Texto fornecido →
==============================
Pesquisa com bactéria pode controlar transmissão de dengue

Publicado por Coordenacao BioEaD 23 mar 2014 Sem comentários »

Está em fase de aprovação regulatória no Brasil uma pesquisa que pode ajudar a combater a dengue. Desenvolvido pela Fundação Oswaldo Cruz (Fiocruz), do Rio de Janeiro, o estudo está implantando uma bactéria em ovos do Aedes aegypti, vetor da doença, que pode reduzir a vida do mosquito e, assim, impedir que ele consiga transmitir o vírus. A pesquisa foi um dos temas discutidos na apresentação do Painel Multidisciplinar Dengue 2014, que aconteceu no último dia 25, em São Paulo, e reuniu jornalistas e pesquisadores do tema.
==============================
[Registros do conjunto de dados]
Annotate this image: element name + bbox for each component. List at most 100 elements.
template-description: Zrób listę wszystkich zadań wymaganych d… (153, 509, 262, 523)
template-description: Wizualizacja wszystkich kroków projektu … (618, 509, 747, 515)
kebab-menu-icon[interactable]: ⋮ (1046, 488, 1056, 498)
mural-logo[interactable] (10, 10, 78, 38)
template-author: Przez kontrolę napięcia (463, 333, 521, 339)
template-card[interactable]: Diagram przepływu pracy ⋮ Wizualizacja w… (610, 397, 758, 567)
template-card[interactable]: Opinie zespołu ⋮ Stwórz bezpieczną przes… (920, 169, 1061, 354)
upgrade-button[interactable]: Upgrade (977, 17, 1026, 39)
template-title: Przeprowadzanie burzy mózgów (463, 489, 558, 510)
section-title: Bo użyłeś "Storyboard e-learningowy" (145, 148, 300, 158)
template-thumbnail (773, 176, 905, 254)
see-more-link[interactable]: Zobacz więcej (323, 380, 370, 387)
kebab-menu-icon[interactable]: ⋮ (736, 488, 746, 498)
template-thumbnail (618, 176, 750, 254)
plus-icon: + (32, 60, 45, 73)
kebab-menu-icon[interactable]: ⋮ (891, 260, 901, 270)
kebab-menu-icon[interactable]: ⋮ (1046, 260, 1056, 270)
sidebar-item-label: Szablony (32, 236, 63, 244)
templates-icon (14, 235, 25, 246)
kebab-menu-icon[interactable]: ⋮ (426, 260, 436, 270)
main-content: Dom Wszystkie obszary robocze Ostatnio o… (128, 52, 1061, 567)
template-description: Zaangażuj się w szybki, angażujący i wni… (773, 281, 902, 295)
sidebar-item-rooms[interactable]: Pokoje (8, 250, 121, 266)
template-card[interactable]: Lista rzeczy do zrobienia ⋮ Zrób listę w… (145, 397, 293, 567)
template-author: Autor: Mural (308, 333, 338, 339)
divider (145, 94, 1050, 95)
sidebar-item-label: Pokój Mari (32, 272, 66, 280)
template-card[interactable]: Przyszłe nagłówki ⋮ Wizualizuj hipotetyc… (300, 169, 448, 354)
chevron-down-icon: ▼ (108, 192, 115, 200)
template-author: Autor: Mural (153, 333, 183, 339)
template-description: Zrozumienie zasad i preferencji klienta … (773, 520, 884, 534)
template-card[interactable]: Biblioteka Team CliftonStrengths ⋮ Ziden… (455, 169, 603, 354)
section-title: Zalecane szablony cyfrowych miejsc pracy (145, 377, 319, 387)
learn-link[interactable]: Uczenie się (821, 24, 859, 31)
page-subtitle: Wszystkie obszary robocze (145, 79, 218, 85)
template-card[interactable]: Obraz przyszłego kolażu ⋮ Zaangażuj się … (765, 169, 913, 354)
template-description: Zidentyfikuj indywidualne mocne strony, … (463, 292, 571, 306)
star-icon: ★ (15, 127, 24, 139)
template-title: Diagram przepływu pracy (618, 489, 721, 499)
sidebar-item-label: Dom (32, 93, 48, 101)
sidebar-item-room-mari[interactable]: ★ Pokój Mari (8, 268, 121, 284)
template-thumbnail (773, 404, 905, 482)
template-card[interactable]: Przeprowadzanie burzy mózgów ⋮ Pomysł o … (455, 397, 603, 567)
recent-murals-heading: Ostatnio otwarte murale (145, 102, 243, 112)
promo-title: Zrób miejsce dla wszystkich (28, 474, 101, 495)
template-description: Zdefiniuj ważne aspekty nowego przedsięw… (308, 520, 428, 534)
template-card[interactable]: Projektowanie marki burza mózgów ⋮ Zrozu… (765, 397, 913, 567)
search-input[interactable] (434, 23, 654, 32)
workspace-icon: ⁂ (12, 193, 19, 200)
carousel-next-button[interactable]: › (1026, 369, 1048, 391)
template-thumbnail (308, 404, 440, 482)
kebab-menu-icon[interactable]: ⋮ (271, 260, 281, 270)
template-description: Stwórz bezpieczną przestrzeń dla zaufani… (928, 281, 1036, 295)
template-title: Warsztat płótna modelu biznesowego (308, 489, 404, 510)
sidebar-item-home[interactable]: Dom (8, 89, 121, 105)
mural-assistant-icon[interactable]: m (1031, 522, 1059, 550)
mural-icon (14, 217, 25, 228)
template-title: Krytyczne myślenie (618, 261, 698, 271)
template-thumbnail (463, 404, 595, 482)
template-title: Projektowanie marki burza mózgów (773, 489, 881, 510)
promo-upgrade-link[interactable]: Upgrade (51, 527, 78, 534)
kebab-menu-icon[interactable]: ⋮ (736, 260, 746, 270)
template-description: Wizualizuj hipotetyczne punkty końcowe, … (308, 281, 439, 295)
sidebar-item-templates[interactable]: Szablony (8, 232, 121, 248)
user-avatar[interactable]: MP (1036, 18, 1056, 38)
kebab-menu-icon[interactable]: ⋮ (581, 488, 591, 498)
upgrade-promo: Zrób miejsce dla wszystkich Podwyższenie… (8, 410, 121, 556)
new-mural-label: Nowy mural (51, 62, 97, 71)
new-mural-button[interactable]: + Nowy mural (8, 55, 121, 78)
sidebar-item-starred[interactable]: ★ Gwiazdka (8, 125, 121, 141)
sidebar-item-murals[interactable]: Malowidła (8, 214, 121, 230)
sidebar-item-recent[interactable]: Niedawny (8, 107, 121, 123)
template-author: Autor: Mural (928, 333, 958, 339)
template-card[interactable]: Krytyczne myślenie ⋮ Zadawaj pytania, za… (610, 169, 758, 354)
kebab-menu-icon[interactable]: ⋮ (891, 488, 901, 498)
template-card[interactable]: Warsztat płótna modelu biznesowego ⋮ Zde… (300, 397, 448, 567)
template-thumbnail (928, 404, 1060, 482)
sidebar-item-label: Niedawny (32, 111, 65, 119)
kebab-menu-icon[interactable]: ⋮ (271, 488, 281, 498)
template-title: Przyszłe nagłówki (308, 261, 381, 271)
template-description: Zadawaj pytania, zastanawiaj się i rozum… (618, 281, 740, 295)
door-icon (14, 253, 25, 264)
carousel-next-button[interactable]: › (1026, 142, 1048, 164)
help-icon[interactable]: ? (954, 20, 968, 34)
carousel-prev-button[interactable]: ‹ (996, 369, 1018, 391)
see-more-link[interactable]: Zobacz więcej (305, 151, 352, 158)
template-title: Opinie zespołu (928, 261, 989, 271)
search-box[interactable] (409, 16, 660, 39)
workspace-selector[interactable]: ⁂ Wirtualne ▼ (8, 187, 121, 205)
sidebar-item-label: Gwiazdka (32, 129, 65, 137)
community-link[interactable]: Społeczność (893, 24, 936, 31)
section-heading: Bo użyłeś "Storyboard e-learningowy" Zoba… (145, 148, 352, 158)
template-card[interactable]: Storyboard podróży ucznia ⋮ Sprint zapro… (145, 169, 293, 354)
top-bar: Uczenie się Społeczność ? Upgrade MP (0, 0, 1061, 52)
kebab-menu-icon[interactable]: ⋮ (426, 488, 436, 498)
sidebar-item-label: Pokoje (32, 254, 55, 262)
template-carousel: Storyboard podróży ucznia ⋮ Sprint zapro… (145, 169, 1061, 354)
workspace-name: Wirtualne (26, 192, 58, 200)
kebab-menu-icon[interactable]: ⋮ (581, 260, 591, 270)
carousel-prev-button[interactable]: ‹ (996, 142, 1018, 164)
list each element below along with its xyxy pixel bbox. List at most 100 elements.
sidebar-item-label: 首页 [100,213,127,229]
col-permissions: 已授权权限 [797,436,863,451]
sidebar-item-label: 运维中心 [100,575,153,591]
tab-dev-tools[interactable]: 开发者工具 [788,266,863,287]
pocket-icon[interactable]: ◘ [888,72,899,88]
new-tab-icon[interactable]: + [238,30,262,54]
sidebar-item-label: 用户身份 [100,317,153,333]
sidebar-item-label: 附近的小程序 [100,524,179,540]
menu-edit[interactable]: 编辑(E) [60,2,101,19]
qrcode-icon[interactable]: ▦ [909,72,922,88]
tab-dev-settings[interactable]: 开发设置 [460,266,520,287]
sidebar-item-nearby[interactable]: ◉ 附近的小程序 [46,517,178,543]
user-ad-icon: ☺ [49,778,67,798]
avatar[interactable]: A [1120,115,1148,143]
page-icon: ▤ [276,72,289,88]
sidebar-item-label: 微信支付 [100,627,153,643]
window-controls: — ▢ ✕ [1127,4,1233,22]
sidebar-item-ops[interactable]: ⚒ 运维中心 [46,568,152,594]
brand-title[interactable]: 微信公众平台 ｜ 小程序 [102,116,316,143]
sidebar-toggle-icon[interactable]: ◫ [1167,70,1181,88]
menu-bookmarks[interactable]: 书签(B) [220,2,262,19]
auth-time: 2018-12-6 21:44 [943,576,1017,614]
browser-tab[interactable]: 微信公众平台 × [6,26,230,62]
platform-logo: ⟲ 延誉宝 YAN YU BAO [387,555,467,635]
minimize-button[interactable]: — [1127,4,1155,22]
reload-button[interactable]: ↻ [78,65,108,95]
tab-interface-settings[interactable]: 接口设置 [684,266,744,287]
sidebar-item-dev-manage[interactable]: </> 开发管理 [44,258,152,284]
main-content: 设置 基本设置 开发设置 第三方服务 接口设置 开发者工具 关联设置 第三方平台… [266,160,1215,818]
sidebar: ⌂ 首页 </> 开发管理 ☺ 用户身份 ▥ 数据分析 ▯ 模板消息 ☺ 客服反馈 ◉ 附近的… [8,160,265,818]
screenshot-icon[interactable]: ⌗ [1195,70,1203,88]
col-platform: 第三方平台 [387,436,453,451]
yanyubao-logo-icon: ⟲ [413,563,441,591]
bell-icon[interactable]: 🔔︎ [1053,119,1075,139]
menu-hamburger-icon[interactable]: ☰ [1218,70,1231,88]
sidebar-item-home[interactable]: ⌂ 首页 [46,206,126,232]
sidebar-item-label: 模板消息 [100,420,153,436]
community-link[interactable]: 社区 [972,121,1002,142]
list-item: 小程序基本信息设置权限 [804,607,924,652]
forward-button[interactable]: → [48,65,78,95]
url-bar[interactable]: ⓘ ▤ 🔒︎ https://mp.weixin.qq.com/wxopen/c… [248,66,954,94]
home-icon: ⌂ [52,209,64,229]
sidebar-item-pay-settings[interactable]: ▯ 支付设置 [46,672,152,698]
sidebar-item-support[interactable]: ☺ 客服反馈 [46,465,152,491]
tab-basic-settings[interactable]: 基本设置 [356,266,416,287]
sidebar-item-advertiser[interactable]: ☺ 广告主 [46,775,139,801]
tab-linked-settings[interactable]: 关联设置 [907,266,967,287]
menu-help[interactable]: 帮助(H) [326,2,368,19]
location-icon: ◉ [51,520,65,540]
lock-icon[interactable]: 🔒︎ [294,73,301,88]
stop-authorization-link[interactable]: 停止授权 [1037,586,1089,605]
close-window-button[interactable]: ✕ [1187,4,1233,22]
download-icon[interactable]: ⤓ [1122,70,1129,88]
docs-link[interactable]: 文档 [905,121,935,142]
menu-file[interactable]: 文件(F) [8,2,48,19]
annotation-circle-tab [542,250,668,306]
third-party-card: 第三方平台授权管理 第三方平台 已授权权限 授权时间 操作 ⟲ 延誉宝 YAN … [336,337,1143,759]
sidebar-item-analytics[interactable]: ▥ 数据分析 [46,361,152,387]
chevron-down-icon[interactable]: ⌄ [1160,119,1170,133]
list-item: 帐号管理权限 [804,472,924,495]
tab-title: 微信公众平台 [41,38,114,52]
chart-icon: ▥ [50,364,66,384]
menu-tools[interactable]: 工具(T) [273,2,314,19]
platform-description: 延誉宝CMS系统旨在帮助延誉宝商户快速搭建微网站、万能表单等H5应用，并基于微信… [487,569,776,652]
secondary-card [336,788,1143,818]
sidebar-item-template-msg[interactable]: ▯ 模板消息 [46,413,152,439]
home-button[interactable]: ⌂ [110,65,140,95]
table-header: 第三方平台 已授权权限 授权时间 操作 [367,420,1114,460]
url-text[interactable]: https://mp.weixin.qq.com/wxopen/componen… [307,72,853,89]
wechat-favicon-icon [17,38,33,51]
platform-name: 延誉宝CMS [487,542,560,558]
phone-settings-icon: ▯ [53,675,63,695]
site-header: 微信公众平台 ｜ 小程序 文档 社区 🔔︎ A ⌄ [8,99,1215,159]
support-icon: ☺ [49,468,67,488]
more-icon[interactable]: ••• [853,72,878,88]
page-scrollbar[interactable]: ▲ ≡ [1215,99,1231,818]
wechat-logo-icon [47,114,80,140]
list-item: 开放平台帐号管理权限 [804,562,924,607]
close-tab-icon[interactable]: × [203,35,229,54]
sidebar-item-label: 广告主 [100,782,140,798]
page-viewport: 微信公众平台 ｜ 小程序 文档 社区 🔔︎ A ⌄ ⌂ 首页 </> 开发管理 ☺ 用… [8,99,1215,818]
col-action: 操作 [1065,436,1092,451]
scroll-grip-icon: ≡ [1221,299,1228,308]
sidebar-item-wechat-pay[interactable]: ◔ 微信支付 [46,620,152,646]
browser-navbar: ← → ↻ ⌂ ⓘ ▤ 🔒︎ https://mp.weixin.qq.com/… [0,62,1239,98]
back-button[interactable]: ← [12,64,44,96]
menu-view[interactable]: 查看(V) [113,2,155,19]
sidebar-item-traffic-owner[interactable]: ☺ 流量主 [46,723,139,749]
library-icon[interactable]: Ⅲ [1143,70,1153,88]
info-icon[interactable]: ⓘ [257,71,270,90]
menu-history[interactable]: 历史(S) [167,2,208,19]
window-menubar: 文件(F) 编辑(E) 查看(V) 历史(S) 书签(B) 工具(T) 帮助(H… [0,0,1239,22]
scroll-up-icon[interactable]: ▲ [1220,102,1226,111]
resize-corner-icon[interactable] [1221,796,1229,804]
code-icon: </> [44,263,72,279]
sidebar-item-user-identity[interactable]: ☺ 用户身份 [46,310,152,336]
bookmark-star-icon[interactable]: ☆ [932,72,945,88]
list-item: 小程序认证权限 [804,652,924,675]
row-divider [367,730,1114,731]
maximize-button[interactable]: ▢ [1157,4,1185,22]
==============================
Sua tarefa →
Passe para o inglês esta frase do texto sobre a pesquisa contra a dengue: "Está em fase de aprovação regulatória no Brasil uma pesquisa que pode ajudar a combater a dengue." Os registros são um material à parte do texto.

Resposta →
A study that may help fight dengue is in the regulatory approval phase in Brazil.